Record excerpts =
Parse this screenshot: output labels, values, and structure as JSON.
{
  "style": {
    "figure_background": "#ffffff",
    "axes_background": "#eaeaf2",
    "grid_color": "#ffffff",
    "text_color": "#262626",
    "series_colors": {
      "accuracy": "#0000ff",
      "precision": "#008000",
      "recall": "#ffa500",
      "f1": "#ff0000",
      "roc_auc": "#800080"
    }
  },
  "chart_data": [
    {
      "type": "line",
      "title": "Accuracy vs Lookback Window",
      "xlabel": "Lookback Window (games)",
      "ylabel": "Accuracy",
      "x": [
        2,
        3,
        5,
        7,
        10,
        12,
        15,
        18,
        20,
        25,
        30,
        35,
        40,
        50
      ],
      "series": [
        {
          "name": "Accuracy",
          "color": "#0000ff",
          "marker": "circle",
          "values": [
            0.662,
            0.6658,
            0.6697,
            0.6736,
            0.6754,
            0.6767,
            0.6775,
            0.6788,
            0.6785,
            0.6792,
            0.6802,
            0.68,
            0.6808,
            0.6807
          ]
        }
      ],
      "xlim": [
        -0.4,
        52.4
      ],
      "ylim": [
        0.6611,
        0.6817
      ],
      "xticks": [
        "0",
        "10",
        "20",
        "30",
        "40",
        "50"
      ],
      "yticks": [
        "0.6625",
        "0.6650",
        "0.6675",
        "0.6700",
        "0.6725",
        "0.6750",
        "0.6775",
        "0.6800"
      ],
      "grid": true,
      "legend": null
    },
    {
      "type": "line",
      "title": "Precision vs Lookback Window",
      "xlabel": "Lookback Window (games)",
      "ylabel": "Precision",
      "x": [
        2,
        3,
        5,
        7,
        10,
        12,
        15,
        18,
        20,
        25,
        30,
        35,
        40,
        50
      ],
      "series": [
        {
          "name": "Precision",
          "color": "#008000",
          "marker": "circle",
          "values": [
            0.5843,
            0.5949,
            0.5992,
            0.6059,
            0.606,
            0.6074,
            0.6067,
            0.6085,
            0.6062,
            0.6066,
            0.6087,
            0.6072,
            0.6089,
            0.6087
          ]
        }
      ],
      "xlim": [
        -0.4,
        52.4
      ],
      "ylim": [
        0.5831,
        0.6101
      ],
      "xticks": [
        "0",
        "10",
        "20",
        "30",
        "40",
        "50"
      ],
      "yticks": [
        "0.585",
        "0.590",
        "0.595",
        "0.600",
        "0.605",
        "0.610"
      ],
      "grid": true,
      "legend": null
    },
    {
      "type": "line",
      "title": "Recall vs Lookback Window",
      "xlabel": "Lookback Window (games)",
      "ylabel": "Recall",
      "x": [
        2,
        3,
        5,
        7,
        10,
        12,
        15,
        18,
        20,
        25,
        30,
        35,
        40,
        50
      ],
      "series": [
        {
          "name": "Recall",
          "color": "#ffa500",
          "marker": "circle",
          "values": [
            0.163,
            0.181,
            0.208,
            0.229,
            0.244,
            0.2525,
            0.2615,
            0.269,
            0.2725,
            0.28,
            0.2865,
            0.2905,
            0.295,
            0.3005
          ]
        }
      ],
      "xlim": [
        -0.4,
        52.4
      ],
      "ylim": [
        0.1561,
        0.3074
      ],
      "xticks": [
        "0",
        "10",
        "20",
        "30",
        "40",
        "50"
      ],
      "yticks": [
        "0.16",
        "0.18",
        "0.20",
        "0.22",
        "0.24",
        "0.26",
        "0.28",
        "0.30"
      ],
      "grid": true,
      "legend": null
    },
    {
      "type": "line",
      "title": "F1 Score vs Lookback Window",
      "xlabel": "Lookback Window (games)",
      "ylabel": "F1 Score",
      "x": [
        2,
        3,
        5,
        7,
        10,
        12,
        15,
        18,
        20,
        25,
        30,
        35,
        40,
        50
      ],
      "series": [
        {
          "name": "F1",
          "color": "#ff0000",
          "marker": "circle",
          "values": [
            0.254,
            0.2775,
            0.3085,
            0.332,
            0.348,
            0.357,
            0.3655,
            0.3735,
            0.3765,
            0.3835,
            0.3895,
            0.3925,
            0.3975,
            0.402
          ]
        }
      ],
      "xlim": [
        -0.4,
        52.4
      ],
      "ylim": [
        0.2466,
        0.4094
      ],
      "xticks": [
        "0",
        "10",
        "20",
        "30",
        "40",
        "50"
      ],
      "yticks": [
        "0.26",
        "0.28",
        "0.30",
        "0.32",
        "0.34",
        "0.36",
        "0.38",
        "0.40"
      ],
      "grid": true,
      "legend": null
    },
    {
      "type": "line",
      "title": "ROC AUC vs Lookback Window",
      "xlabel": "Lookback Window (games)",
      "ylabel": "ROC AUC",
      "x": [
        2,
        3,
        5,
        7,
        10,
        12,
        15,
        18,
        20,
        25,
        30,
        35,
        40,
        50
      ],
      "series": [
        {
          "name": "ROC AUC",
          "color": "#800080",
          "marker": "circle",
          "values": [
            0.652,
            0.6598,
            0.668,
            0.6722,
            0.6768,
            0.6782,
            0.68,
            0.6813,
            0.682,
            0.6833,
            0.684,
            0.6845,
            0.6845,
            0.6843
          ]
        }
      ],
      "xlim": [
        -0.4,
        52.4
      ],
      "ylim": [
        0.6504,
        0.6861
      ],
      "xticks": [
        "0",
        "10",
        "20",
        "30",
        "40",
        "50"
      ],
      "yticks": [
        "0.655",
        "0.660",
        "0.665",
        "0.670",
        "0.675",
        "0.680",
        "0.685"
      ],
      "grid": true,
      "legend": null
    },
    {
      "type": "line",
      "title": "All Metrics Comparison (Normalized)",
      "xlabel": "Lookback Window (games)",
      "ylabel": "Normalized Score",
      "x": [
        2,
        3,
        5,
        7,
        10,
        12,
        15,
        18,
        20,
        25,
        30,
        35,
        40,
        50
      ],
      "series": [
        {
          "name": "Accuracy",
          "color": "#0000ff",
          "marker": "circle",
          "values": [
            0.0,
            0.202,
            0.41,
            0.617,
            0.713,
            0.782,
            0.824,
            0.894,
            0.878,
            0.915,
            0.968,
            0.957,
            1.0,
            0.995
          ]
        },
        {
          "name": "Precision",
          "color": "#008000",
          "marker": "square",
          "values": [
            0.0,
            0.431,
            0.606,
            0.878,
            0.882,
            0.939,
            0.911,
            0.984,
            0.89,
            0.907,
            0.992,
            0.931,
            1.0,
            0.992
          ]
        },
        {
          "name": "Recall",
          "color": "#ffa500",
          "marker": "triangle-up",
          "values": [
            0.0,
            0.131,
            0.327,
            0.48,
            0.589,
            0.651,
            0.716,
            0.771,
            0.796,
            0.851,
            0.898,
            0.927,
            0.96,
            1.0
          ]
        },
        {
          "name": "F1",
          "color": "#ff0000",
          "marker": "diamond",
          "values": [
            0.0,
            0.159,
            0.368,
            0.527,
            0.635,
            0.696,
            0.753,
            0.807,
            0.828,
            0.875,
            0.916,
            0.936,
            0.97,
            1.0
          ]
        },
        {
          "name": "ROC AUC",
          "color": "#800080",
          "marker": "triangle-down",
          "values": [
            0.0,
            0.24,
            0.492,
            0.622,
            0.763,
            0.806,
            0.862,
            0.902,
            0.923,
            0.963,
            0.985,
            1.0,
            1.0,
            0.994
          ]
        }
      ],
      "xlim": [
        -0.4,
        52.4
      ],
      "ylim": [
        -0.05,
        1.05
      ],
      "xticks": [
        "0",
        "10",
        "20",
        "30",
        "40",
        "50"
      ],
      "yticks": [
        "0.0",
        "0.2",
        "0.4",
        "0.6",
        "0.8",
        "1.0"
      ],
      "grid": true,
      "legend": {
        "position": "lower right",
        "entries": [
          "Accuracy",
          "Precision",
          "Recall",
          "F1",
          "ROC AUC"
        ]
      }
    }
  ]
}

Aim of the exercise = Reproduce the listing shown above in its entirety, exactly.

Response to the task =
Parse this screenshot: output labels, values, and structure as JSON.
{
  "style": {
    "figure_background": "#ffffff",
    "axes_background": "#eaeaf2",
    "grid_color": "#ffffff",
    "text_color": "#262626",
    "series_colors": {
      "accuracy": "#0000ff",
      "precision": "#008000",
      "recall": "#ffa500",
      "f1": "#ff0000",
      "roc_auc": "#800080"
    }
  },
  "chart_data": [
    {
      "type": "line",
      "title": "Accuracy vs Lookback Window",
      "xlabel": "Lookback Window (games)",
      "ylabel": "Accuracy",
      "x": [
        2,
        3,
        5,
        7,
        10,
        12,
        15,
        18,
        20,
        25,
        30,
        35,
        40,
        50
      ],
      "series": [
        {
          "name": "Accuracy",
          "color": "#0000ff",
          "marker": "circle",
          "values": [
            0.662,
            0.6658,
            0.6697,
            0.6736,
            0.6754,
            0.6767,
            0.6775,
            0.6788,
            0.6785,
            0.6792,
            0.6802,
            0.68,
            0.6808,
            0.6807
          ]
        }
      ],
      "xlim": [
        -0.4,
        52.4
      ],
      "ylim": [
        0.6611,
        0.6817
      ],
      "xticks": [
        "0",
        "10",
        "20",
        "30",
        "40",
        "50"
      ],
      "yticks": [
        "0.6625",
        "0.6650",
        "0.6675",
        "0.6700",
        "0.6725",
        "0.6750",
        "0.6775",
        "0.6800"
      ],
      "grid": true,
      "legend": null
    },
    {
      "type": "line",
      "title": "Precision vs Lookback Window",
      "xlabel": "Lookback Window (games)",
      "ylabel": "Precision",
      "x": [
        2,
        3,
        5,
        7,
        10,
        12,
        15,
        18,
        20,
        25,
        30,
        35,
        40,
        50
      ],
      "series": [
        {
          "name": "Precision",
          "color": "#008000",
          "marker": "circle",
          "values": [
            0.5843,
            0.5949,
            0.5992,
            0.6059,
            0.606,
            0.6074,
            0.6067,
            0.6085,
            0.6062,
            0.6066,
            0.6087,
            0.6072,
            0.6089,
            0.6087
          ]
        }
      ],
      "xlim": [
        -0.4,
        52.4
      ],
      "ylim": [
        0.5831,
        0.6101
      ],
      "xticks": [
        "0",
        "10",
        "20",
        "30",
        "40",
        "50"
      ],
      "yticks": [
        "0.585",
        "0.590",
        "0.595",
        "0.600",
        "0.605",
        "0.610"
      ],
      "grid": true,
      "legend": null
    },
    {
      "type": "line",
      "title": "Recall vs Lookback Window",
      "xlabel": "Lookback Window (games)",
      "ylabel": "Recall",
      "x": [
        2,
        3,
        5,
        7,
        10,
        12,
        15,
        18,
        20,
        25,
        30,
        35,
        40,
        50
      ],
      "series": [
        {
          "name": "Recall",
          "color": "#ffa500",
          "marker": "circle",
          "values": [
            0.163,
            0.181,
            0.208,
            0.229,
            0.244,
            0.2525,
            0.2615,
            0.269,
            0.2725,
            0.28,
            0.2865,
            0.2905,
            0.295,
            0.3005
          ]
        }
      ],
      "xlim": [
        -0.4,
        52.4
      ],
      "ylim": [
        0.1561,
        0.3074
      ],
      "xticks": [
        "0",
        "10",
        "20",
        "30",
        "40",
        "50"
      ],
      "yticks": [
        "0.16",
        "0.18",
        "0.20",
        "0.22",
        "0.24",
        "0.26",
        "0.28",
        "0.30"
      ],
      "grid": true,
      "legend": null
    },
    {
      "type": "line",
      "title": "F1 Score vs Lookback Window",
      "xlabel": "Lookback Window (games)",
      "ylabel": "F1 Score",
      "x": [
        2,
        3,
        5,
        7,
        10,
        12,
        15,
        18,
        20,
        25,
        30,
        35,
        40,
        50
      ],
      "series": [
        {
          "name": "F1",
          "color": "#ff0000",
          "marker": "circle",
          "values": [
            0.254,
            0.2775,
            0.3085,
            0.332,
            0.348,
            0.357,
            0.3655,
            0.3735,
            0.3765,
            0.3835,
            0.3895,
            0.3925,
            0.3975,
            0.402
          ]
        }
      ],
      "xlim": [
        -0.4,
        52.4
      ],
      "ylim": [
        0.2466,
        0.4094
      ],
      "xticks": [
        "0",
        "10",
        "20",
        "30",
        "40",
        "50"
      ],
      "yticks": [
        "0.26",
        "0.28",
        "0.30",
        "0.32",
        "0.34",
        "0.36",
        "0.38",
        "0.40"
      ],
      "grid": true,
      "legend": null
    },
    {
      "type": "line",
      "title": "ROC AUC vs Lookback Window",
      "xlabel": "Lookback Window (games)",
      "ylabel": "ROC AUC",
      "x": [
        2,
        3,
        5,
        7,
        10,
        12,
        15,
        18,
        20,
        25,
        30,
        35,
        40,
        50
      ],
      "series": [
        {
          "name": "ROC AUC",
          "color": "#800080",
          "marker": "circle",
          "values": [
            0.652,
            0.6598,
            0.668,
            0.6722,
            0.6768,
            0.6782,
            0.68,
            0.6813,
            0.682,
            0.6833,
            0.684,
            0.6845,
            0.6845,
            0.6843
          ]
        }
      ],
      "xlim": [
        -0.4,
        52.4
      ],
      "ylim": [
        0.6504,
        0.6861
      ],
      "xticks": [
        "0",
        "10",
        "20",
        "30",
        "40",
        "50"
      ],
      "yticks": [
        "0.655",
        "0.660",
        "0.665",
        "0.670",
        "0.675",
        "0.680",
        "0.685"
      ],
      "grid": true,
      "legend": null
    },
    {
      "type": "line",
      "title": "All Metrics Comparison (Normalized)",
      "xlabel": "Lookback Window (games)",
      "ylabel": "Normalized Score",
      "x": [
        2,
        3,
        5,
        7,
        10,
        12,
        15,
        18,
        20,
        25,
        30,
        35,
        40,
        50
      ],
      "series": [
        {
          "name": "Accuracy",
          "color": "#0000ff",
          "marker": "circle",
          "values": [
            0.0,
            0.202,
            0.41,
            0.617,
            0.713,
            0.782,
            0.824,
            0.894,
            0.878,
            0.915,
            0.968,
            0.957,
            1.0,
            0.995
          ]
        },
        {
          "name": "Precision",
          "color": "#008000",
          "marker": "square",
          "values": [
            0.0,
            0.431,
            0.606,
            0.878,
            0.882,
            0.939,
            0.911,
            0.984,
            0.89,
            0.907,
            0.992,
            0.931,
            1.0,
            0.992
          ]
        },
        {
          "name": "Recall",
          "color": "#ffa500",
          "marker": "triangle-up",
          "values": [
            0.0,
            0.131,
            0.327,
            0.48,
            0.589,
            0.651,
            0.716,
            0.771,
            0.796,
            0.851,
            0.898,
            0.927,
            0.96,
            1.0
          ]
        },
        {
          "name": "F1",
          "color": "#ff0000",
          "marker": "diamond",
          "values": [
            0.0,
            0.159,
            0.368,
            0.527,
            0.635,
            0.696,
            0.753,
            0.807,
            0.828,
            0.875,
            0.916,
            0.936,
            0.97,
            1.0
          ]
        },
        {
          "name": "ROC AUC",
          "color": "#800080",
          "marker": "triangle-down",
          "values": [
            0.0,
            0.24,
            0.492,
            0.622,
            0.763,
            0.806,
            0.862,
            0.902,
            0.923,
            0.963,
            0.985,
            1.0,
            1.0,
            0.994
          ]
        }
      ],
      "xlim": [
        -0.4,
        52.4
      ],
      "ylim": [
        -0.05,
        1.05
      ],
      "xticks": [
        "0",
        "10",
        "20",
        "30",
        "40",
        "50"
      ],
      "yticks": [
        "0.0",
        "0.2",
        "0.4",
        "0.6",
        "0.8",
        "1.0"
      ],
      "grid": true,
      "legend": {
        "position": "lower right",
        "entries": [
          "Accuracy",
          "Precision",
          "Recall",
          "F1",
          "ROC AUC"
        ]
      }
    }
  ]
}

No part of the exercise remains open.